** begin Data excerpts **

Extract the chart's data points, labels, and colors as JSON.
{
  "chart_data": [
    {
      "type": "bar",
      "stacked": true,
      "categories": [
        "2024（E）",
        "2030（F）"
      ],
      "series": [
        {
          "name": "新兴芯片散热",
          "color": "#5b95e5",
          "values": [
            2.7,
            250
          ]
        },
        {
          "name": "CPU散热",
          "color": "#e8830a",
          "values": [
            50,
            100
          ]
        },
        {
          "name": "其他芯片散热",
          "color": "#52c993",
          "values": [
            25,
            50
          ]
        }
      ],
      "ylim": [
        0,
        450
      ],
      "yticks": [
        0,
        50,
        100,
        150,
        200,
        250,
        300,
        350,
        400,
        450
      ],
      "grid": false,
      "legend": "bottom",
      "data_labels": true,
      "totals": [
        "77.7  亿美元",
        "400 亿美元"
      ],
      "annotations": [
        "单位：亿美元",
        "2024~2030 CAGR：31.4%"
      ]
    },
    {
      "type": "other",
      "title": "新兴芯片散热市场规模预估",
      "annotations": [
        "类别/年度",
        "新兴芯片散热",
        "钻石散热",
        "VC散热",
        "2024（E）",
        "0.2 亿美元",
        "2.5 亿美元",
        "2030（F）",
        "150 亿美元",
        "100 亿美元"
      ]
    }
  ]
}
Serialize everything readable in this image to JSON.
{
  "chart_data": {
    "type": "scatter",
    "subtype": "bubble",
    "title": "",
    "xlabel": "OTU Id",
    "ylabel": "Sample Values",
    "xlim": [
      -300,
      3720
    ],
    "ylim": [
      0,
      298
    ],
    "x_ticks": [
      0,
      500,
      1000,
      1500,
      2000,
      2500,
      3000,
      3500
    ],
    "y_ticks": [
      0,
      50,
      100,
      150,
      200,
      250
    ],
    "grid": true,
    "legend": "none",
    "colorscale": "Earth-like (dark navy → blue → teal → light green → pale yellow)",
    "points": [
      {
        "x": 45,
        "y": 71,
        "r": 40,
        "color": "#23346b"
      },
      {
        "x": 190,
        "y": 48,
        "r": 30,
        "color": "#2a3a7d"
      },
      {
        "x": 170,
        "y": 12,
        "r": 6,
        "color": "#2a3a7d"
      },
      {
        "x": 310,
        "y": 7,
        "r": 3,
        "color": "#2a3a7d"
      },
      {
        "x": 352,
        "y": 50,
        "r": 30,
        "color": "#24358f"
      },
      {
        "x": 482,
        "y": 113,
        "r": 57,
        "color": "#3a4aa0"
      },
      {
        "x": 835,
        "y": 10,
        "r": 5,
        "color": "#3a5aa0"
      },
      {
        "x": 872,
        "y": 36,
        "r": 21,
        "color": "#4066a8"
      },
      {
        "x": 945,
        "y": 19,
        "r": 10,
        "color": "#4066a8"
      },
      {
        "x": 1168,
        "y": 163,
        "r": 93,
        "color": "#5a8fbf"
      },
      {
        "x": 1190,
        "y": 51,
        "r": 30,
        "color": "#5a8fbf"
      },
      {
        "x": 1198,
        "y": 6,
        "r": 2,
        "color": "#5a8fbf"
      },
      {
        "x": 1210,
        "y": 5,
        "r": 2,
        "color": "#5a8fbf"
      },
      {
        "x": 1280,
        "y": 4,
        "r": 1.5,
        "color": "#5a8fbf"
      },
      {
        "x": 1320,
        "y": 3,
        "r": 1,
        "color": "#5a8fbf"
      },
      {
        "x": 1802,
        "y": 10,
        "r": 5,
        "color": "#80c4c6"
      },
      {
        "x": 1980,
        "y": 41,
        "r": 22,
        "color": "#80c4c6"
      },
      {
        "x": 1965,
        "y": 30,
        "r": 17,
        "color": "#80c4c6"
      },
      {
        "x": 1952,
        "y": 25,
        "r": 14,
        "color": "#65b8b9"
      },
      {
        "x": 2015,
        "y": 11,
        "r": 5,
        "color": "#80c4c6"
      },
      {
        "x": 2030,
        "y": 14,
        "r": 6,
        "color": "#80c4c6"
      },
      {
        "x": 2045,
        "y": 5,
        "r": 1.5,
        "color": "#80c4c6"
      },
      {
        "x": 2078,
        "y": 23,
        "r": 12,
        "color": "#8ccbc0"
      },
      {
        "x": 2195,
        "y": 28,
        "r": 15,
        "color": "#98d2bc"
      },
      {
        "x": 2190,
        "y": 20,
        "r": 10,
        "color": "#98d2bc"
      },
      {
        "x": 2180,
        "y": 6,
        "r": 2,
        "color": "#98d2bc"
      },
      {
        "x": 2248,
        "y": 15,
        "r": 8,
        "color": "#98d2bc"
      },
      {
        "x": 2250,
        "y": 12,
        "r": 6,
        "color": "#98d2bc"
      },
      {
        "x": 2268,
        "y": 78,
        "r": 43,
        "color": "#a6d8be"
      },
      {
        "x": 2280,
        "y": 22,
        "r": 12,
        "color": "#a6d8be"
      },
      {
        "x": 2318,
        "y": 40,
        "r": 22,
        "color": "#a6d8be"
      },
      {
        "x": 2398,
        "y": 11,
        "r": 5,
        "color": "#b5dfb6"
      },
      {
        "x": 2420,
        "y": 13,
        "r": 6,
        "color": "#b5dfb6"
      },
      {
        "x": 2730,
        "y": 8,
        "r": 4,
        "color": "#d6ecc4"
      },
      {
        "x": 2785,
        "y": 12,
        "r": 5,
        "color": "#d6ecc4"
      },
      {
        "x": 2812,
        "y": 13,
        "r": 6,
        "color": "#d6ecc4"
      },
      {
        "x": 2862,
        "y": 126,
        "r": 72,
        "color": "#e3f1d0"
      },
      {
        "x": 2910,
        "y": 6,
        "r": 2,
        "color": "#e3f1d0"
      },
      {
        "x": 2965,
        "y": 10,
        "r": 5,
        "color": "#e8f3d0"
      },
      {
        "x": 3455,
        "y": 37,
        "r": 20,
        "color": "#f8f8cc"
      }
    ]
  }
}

** end Data excerpts **

# Set exercise
Print the material above once more, exactly.

# Correct output
Extract the chart's data points, labels, and colors as JSON.
{
  "chart_data": [
    {
      "type": "bar",
      "stacked": true,
      "categories": [
        "2024（E）",
        "2030（F）"
      ],
      "series": [
        {
          "name": "新兴芯片散热",
          "color": "#5b95e5",
          "values": [
            2.7,
            250
          ]
        },
        {
          "name": "CPU散热",
          "color": "#e8830a",
          "values": [
            50,
            100
          ]
        },
        {
          "name": "其他芯片散热",
          "color": "#52c993",
          "values": [
            25,
            50
          ]
        }
      ],
      "ylim": [
        0,
        450
      ],
      "yticks": [
        0,
        50,
        100,
        150,
        200,
        250,
        300,
        350,
        400,
        450
      ],
      "grid": false,
      "legend": "bottom",
      "data_labels": true,
      "totals": [
        "77.7  亿美元",
        "400 亿美元"
      ],
      "annotations": [
        "单位：亿美元",
        "2024~2030 CAGR：31.4%"
      ]
    },
    {
      "type": "other",
      "title": "新兴芯片散热市场规模预估",
      "annotations": [
        "类别/年度",
        "新兴芯片散热",
        "钻石散热",
        "VC散热",
        "2024（E）",
        "0.2 亿美元",
        "2.5 亿美元",
        "2030（F）",
        "150 亿美元",
        "100 亿美元"
      ]
    }
  ]
}
Serialize everything readable in this image to JSON.
{
  "chart_data": {
    "type": "scatter",
    "subtype": "bubble",
    "title": "",
    "xlabel": "OTU Id",
    "ylabel": "Sample Values",
    "xlim": [
      -300,
      3720
    ],
    "ylim": [
      0,
      298
    ],
    "x_ticks": [
      0,
      500,
      1000,
      1500,
      2000,
      2500,
      3000,
      3500
    ],
    "y_ticks": [
      0,
      50,
      100,
      150,
      200,
      250
    ],
    "grid": true,
    "legend": "none",
    "colorscale": "Earth-like (dark navy → blue → teal → light green → pale yellow)",
    "points": [
      {
        "x": 45,
        "y": 71,
        "r": 40,
        "color": "#23346b"
      },
      {
        "x": 190,
        "y": 48,
        "r": 30,
        "color": "#2a3a7d"
      },
      {
        "x": 170,
        "y": 12,
        "r": 6,
        "color": "#2a3a7d"
      },
      {
        "x": 310,
        "y": 7,
        "r": 3,
        "color": "#2a3a7d"
      },
      {
        "x": 352,
        "y": 50,
        "r": 30,
        "color": "#24358f"
      },
      {
        "x": 482,
        "y": 113,
        "r": 57,
        "color": "#3a4aa0"
      },
      {
        "x": 835,
        "y": 10,
        "r": 5,
        "color": "#3a5aa0"
      },
      {
        "x": 872,
        "y": 36,
        "r": 21,
        "color": "#4066a8"
      },
      {
        "x": 945,
        "y": 19,
        "r": 10,
        "color": "#4066a8"
      },
      {
        "x": 1168,
        "y": 163,
        "r": 93,
        "color": "#5a8fbf"
      },
      {
        "x": 1190,
        "y": 51,
        "r": 30,
        "color": "#5a8fbf"
      },
      {
        "x": 1198,
        "y": 6,
        "r": 2,
        "color": "#5a8fbf"
      },
      {
        "x": 1210,
        "y": 5,
        "r": 2,
        "color": "#5a8fbf"
      },
      {
        "x": 1280,
        "y": 4,
        "r": 1.5,
        "color": "#5a8fbf"
      },
      {
        "x": 1320,
        "y": 3,
        "r": 1,
        "color": "#5a8fbf"
      },
      {
        "x": 1802,
        "y": 10,
        "r": 5,
        "color": "#80c4c6"
      },
      {
        "x": 1980,
        "y": 41,
        "r": 22,
        "color": "#80c4c6"
      },
      {
        "x": 1965,
        "y": 30,
        "r": 17,
        "color": "#80c4c6"
      },
      {
        "x": 1952,
        "y": 25,
        "r": 14,
        "color": "#65b8b9"
      },
      {
        "x": 2015,
        "y": 11,
        "r": 5,
        "color": "#80c4c6"
      },
      {
        "x": 2030,
        "y": 14,
        "r": 6,
        "color": "#80c4c6"
      },
      {
        "x": 2045,
        "y": 5,
        "r": 1.5,
        "color": "#80c4c6"
      },
      {
        "x": 2078,
        "y": 23,
        "r": 12,
        "color": "#8ccbc0"
      },
      {
        "x": 2195,
        "y": 28,
        "r": 15,
        "color": "#98d2bc"
      },
      {
        "x": 2190,
        "y": 20,
        "r": 10,
        "color": "#98d2bc"
      },
      {
        "x": 2180,
        "y": 6,
        "r": 2,
        "color": "#98d2bc"
      },
      {
        "x": 2248,
        "y": 15,
        "r": 8,
        "color": "#98d2bc"
      },
      {
        "x": 2250,
        "y": 12,
        "r": 6,
        "color": "#98d2bc"
      },
      {
        "x": 2268,
        "y": 78,
        "r": 43,
        "color": "#a6d8be"
      },
      {
        "x": 2280,
        "y": 22,
        "r": 12,
        "color": "#a6d8be"
      },
      {
        "x": 2318,
        "y": 40,
        "r": 22,
        "color": "#a6d8be"
      },
      {
        "x": 2398,
        "y": 11,
        "r": 5,
        "color": "#b5dfb6"
      },
      {
        "x": 2420,
        "y": 13,
        "r": 6,
        "color": "#b5dfb6"
      },
      {
        "x": 2730,
        "y": 8,
        "r": 4,
        "color": "#d6ecc4"
      },
      {
        "x": 2785,
        "y": 12,
        "r": 5,
        "color": "#d6ecc4"
      },
      {
        "x": 2812,
        "y": 13,
        "r": 6,
        "color": "#d6ecc4"
      },
      {
        "x": 2862,
        "y": 126,
        "r": 72,
        "color": "#e3f1d0"
      },
      {
        "x": 2910,
        "y": 6,
        "r": 2,
        "color": "#e3f1d0"
      },
      {
        "x": 2965,
        "y": 10,
        "r": 5,
        "color": "#e8f3d0"
      },
      {
        "x": 3455,
        "y": 37,
        "r": 20,
        "color": "#f8f8cc"
      }
    ]
  }
}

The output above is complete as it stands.